[Start]
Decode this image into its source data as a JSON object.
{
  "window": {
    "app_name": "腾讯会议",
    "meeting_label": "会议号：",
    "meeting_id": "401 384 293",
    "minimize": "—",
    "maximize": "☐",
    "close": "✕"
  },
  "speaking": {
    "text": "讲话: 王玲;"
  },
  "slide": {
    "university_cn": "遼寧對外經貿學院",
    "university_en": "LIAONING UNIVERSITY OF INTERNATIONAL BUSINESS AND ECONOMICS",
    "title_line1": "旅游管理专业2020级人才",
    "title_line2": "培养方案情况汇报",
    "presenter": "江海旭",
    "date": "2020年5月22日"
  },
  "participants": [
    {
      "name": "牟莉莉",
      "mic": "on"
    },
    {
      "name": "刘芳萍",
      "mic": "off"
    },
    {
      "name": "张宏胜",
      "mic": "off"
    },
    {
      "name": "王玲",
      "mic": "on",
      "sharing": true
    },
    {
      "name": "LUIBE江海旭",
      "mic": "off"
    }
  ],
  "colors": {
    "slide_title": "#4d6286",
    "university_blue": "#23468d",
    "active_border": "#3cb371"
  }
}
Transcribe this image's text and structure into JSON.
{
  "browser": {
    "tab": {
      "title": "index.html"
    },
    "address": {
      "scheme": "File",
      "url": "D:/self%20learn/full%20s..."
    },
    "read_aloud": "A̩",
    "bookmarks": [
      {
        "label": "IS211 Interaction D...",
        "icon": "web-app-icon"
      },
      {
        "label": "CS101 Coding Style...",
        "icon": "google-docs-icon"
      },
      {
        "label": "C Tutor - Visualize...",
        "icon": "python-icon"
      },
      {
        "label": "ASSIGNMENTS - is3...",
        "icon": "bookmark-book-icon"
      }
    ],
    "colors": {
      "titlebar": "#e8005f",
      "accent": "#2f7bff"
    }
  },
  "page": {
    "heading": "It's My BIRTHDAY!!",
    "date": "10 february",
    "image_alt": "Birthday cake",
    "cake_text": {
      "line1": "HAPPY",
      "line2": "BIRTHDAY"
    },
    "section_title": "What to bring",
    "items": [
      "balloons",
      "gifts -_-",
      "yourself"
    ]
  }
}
[End]
# Work to complete
Select every line of the material above holding the word "into" and copy it.

# Result for this exercise
Decode this image into its source data as a JSON object.
Transcribe this image's text and structure into JSON.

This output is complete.